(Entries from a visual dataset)
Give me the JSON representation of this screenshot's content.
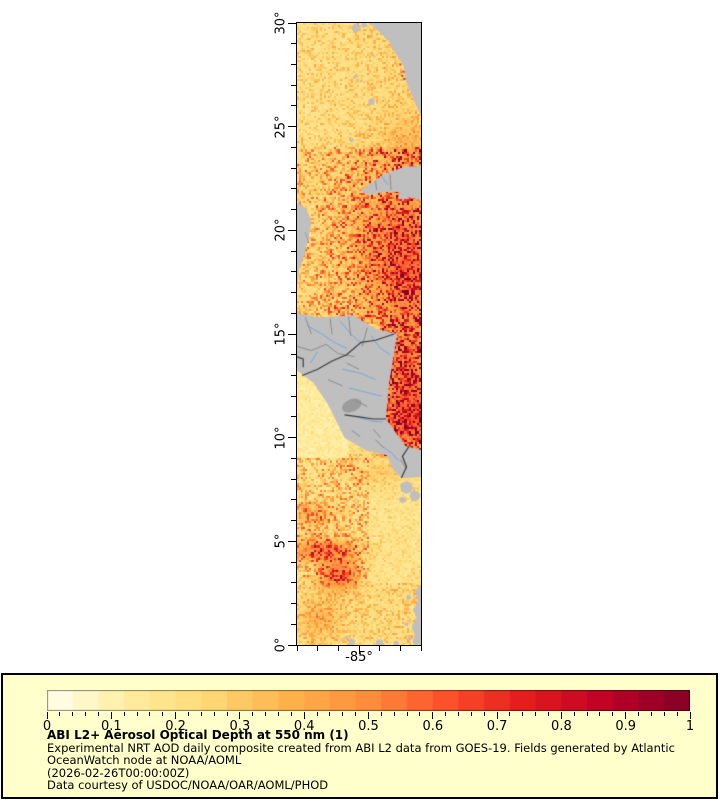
{
  "chart_data": {
    "type": "heatmap",
    "title": "ABI L2+ Aerosol Optical Depth at 550 nm (1)",
    "subtitle_lines": [
      "Experimental NRT AOD daily composite created from ABI L2 data from GOES-19. Fields generated by Atlantic",
      "OceanWatch node at NOAA/AOML"
    ],
    "timestamp": "(2026-02-26T00:00:00Z)",
    "credit": "Data courtesy of USDOC/NOAA/OAR/AOML/PHOD",
    "variable": "Aerosol Optical Depth at 550 nm",
    "satellite": "GOES-19",
    "x_axis": {
      "range": [
        -88,
        -82
      ],
      "major_ticks": [
        -85
      ],
      "major_labels": [
        "-85°"
      ],
      "minor_step": 1
    },
    "y_axis": {
      "range": [
        0,
        30
      ],
      "major_ticks": [
        0,
        5,
        10,
        15,
        20,
        25,
        30
      ],
      "major_labels": [
        "0°",
        "5°",
        "10°",
        "15°",
        "20°",
        "25°",
        "30°"
      ],
      "minor_step": 1
    },
    "colorbar": {
      "min": 0,
      "max": 1,
      "segments": 25,
      "minor_step": 0.02,
      "major_tick_values": [
        0,
        0.1,
        0.2,
        0.3,
        0.4,
        0.5,
        0.6,
        0.7,
        0.8,
        0.9,
        1
      ],
      "major_tick_labels": [
        "0",
        "0.1",
        "0.2",
        "0.3",
        "0.4",
        "0.5",
        "0.6",
        "0.7",
        "0.8",
        "0.9",
        "1"
      ],
      "colormap_name": "YlOrRd",
      "stops": [
        "#ffffee",
        "#ffeda0",
        "#fed976",
        "#feb24c",
        "#fd8d3c",
        "#fc4e2a",
        "#e31a1c",
        "#bd0026",
        "#800026"
      ]
    },
    "colors": {
      "land_nodata_gray": "#bfbfbf",
      "lake_gray": "#9c9c9c",
      "admin_border": "#8c8c8c",
      "country_border": "#3c3c3c",
      "river_blue": "#7aa7d8",
      "frame": "#000000",
      "legend_bg": "#ffffcc",
      "page_bg": "#ffffff",
      "coast_speck_red": "#cc3322"
    },
    "field_model": {
      "cell_deg": 0.1,
      "blobs": [
        [
          -83.0,
          20.0,
          2.0,
          2.5,
          0.16
        ],
        [
          -82.5,
          17.5,
          1.8,
          2.0,
          0.18
        ],
        [
          -82.6,
          13.0,
          1.3,
          2.4,
          0.22
        ],
        [
          -82.4,
          10.6,
          1.2,
          1.4,
          0.2
        ],
        [
          -86.8,
          4.6,
          1.8,
          0.55,
          0.3
        ],
        [
          -86.0,
          3.4,
          1.0,
          0.8,
          0.35
        ],
        [
          -87.2,
          6.3,
          1.3,
          0.6,
          0.18
        ],
        [
          -82.6,
          24.3,
          1.3,
          1.2,
          0.1
        ],
        [
          -84.0,
          8.3,
          1.6,
          0.7,
          0.1
        ],
        [
          -86.9,
          1.2,
          1.0,
          0.9,
          0.15
        ]
      ]
    },
    "geo": {
      "land_polygons": {
        "florida": [
          [
            -84.5,
            30
          ],
          [
            -84.05,
            29.6
          ],
          [
            -83.55,
            29.1
          ],
          [
            -83.25,
            28.55
          ],
          [
            -82.85,
            27.95
          ],
          [
            -82.75,
            27.25
          ],
          [
            -82.5,
            26.65
          ],
          [
            -82.25,
            26.05
          ],
          [
            -82.0,
            25.55
          ],
          [
            -82.0,
            30
          ]
        ],
        "cuba": [
          [
            -82.0,
            23.12
          ],
          [
            -82.8,
            23.05
          ],
          [
            -83.7,
            22.75
          ],
          [
            -84.4,
            22.3
          ],
          [
            -84.95,
            21.87
          ],
          [
            -84.45,
            21.7
          ],
          [
            -83.8,
            21.85
          ],
          [
            -83.05,
            21.85
          ],
          [
            -82.55,
            21.6
          ],
          [
            -82.0,
            21.45
          ]
        ],
        "isla_juventud": [
          [
            -82.65,
            21.75
          ],
          [
            -83.1,
            21.8
          ],
          [
            -83.05,
            21.5
          ],
          [
            -82.6,
            21.52
          ]
        ],
        "yucatan_belize": [
          [
            -88.0,
            21.35
          ],
          [
            -87.55,
            21.05
          ],
          [
            -87.3,
            20.4
          ],
          [
            -87.45,
            19.6
          ],
          [
            -87.65,
            18.8
          ],
          [
            -87.9,
            18.1
          ],
          [
            -88.0,
            17.1
          ]
        ],
        "central_america": [
          [
            -88.0,
            16.0
          ],
          [
            -86.9,
            15.8
          ],
          [
            -85.3,
            15.9
          ],
          [
            -84.2,
            15.25
          ],
          [
            -83.15,
            15.0
          ],
          [
            -83.35,
            13.8
          ],
          [
            -83.55,
            12.6
          ],
          [
            -83.7,
            10.9
          ],
          [
            -82.75,
            9.6
          ],
          [
            -82.0,
            9.4
          ],
          [
            -82.0,
            8.1
          ],
          [
            -82.95,
            8.05
          ],
          [
            -83.35,
            8.45
          ],
          [
            -83.65,
            9.15
          ],
          [
            -84.7,
            9.4
          ],
          [
            -85.7,
            10.0
          ],
          [
            -86.5,
            11.6
          ],
          [
            -87.2,
            12.65
          ],
          [
            -87.75,
            13.05
          ],
          [
            -88.0,
            13.25
          ]
        ]
      },
      "nodata_polygons": {
        "sa_coast_strip": [
          [
            -82.0,
            2.9
          ],
          [
            -82.3,
            2.6
          ],
          [
            -82.15,
            2.1
          ],
          [
            -82.4,
            1.7
          ],
          [
            -82.2,
            1.3
          ],
          [
            -82.45,
            0.9
          ],
          [
            -82.3,
            0.5
          ],
          [
            -82.4,
            0.05
          ],
          [
            -82.0,
            0.0
          ]
        ]
      },
      "nodata_blobs": [
        [
          -82.6,
          2.3,
          0.12
        ],
        [
          -82.7,
          1.0,
          0.1
        ],
        [
          -82.55,
          0.3,
          0.1
        ],
        [
          -84.0,
          0.1,
          0.18
        ],
        [
          -85.35,
          0.15,
          0.15
        ],
        [
          -85.6,
          0.35,
          0.1
        ],
        [
          -83.2,
          0.08,
          0.12
        ],
        [
          -85.15,
          29.75,
          0.2
        ],
        [
          -84.75,
          29.9,
          0.13
        ],
        [
          -85.2,
          27.4,
          0.09
        ],
        [
          -84.4,
          26.2,
          0.16
        ],
        [
          -84.9,
          27.2,
          0.07
        ],
        [
          -85.35,
          24.35,
          0.1
        ],
        [
          -84.35,
          28.45,
          0.07
        ],
        [
          -82.7,
          7.6,
          0.3
        ],
        [
          -82.3,
          7.2,
          0.25
        ],
        [
          -82.9,
          7.0,
          0.15
        ]
      ],
      "lake_nicaragua": [
        -85.35,
        11.55,
        0.5,
        0.3
      ],
      "rivers": [
        [
          [
            -87.5,
            15.4
          ],
          [
            -86.8,
            15.0
          ],
          [
            -86.2,
            14.6
          ],
          [
            -85.6,
            14.3
          ]
        ],
        [
          [
            -85.9,
            15.6
          ],
          [
            -85.3,
            14.9
          ],
          [
            -84.8,
            14.5
          ]
        ],
        [
          [
            -84.4,
            14.9
          ],
          [
            -84.0,
            14.35
          ],
          [
            -83.5,
            14.0
          ]
        ],
        [
          [
            -85.8,
            13.3
          ],
          [
            -84.9,
            13.1
          ],
          [
            -84.2,
            12.8
          ]
        ],
        [
          [
            -85.5,
            12.4
          ],
          [
            -84.7,
            12.2
          ],
          [
            -83.9,
            12.0
          ]
        ],
        [
          [
            -85.1,
            11.0
          ],
          [
            -84.4,
            10.8
          ],
          [
            -83.85,
            10.75
          ]
        ],
        [
          [
            -87.0,
            14.15
          ],
          [
            -87.35,
            13.6
          ]
        ],
        [
          [
            -83.9,
            9.6
          ],
          [
            -83.4,
            9.25
          ],
          [
            -83.1,
            8.9
          ]
        ],
        [
          [
            -83.9,
            22.6
          ],
          [
            -83.6,
            22.2
          ]
        ],
        [
          [
            -87.6,
            19.9
          ],
          [
            -87.45,
            19.5
          ]
        ]
      ],
      "admin_lines": [
        [
          [
            -88.0,
            14.4
          ],
          [
            -87.3,
            14.2
          ],
          [
            -86.6,
            14.5
          ],
          [
            -86.0,
            14.05
          ],
          [
            -85.2,
            13.9
          ]
        ],
        [
          [
            -87.6,
            15.8
          ],
          [
            -87.3,
            15.0
          ]
        ],
        [
          [
            -86.4,
            15.75
          ],
          [
            -86.3,
            15.0
          ]
        ],
        [
          [
            -85.5,
            15.85
          ],
          [
            -85.4,
            14.9
          ]
        ],
        [
          [
            -84.6,
            15.3
          ],
          [
            -84.85,
            14.4
          ]
        ],
        [
          [
            -85.6,
            13.6
          ],
          [
            -85.0,
            13.3
          ]
        ],
        [
          [
            -86.5,
            12.8
          ],
          [
            -85.8,
            12.5
          ]
        ],
        [
          [
            -85.2,
            11.8
          ],
          [
            -84.6,
            11.5
          ]
        ],
        [
          [
            -84.3,
            10.4
          ],
          [
            -83.95,
            10.0
          ]
        ],
        [
          [
            -85.35,
            10.35
          ],
          [
            -84.95,
            10.05
          ]
        ],
        [
          [
            -84.2,
            9.9
          ],
          [
            -83.8,
            9.5
          ]
        ],
        [
          [
            -83.0,
            8.95
          ],
          [
            -82.7,
            8.5
          ]
        ],
        [
          [
            -84.2,
            22.4
          ],
          [
            -84.15,
            21.95
          ]
        ],
        [
          [
            -83.5,
            22.7
          ],
          [
            -83.45,
            21.95
          ]
        ]
      ],
      "country_borders": [
        [
          [
            -87.75,
            13.0
          ],
          [
            -87.0,
            13.3
          ],
          [
            -86.3,
            13.7
          ],
          [
            -85.6,
            14.0
          ],
          [
            -84.9,
            14.6
          ],
          [
            -84.2,
            14.7
          ],
          [
            -83.3,
            15.0
          ]
        ],
        [
          [
            -85.7,
            11.1
          ],
          [
            -85.0,
            11.0
          ],
          [
            -84.3,
            10.9
          ],
          [
            -83.7,
            10.9
          ]
        ],
        [
          [
            -82.6,
            9.55
          ],
          [
            -82.9,
            9.1
          ],
          [
            -82.7,
            8.6
          ],
          [
            -82.95,
            8.05
          ]
        ],
        [
          [
            -88.0,
            13.9
          ],
          [
            -87.7,
            13.8
          ],
          [
            -87.7,
            13.4
          ]
        ]
      ],
      "coast_red_specks": [
        [
          -82.85,
          27.65
        ],
        [
          -82.9,
          27.45
        ],
        [
          -82.8,
          27.3
        ],
        [
          -83.0,
          28.0
        ]
      ]
    }
  },
  "legend": {
    "title": "ABI L2+ Aerosol Optical Depth at 550 nm (1)",
    "line2": "Experimental NRT AOD daily composite created from ABI L2 data from GOES-19. Fields generated by Atlantic",
    "line3": "OceanWatch node at NOAA/AOML",
    "line4": "(2026-02-26T00:00:00Z)",
    "line5": "Data courtesy of USDOC/NOAA/OAR/AOML/PHOD"
  }
}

## EXERCISE BRIEF
From the records given above, copy all lines containing "Experimental".

## FULL RESPONSE
      "Experimental NRT AOD daily composite created from ABI L2 data from GOES-19. Fields generated by Atlantic",
    "line2": "Experimental NRT AOD daily composite created from ABI L2 data from GOES-19. Fields generated by Atlantic",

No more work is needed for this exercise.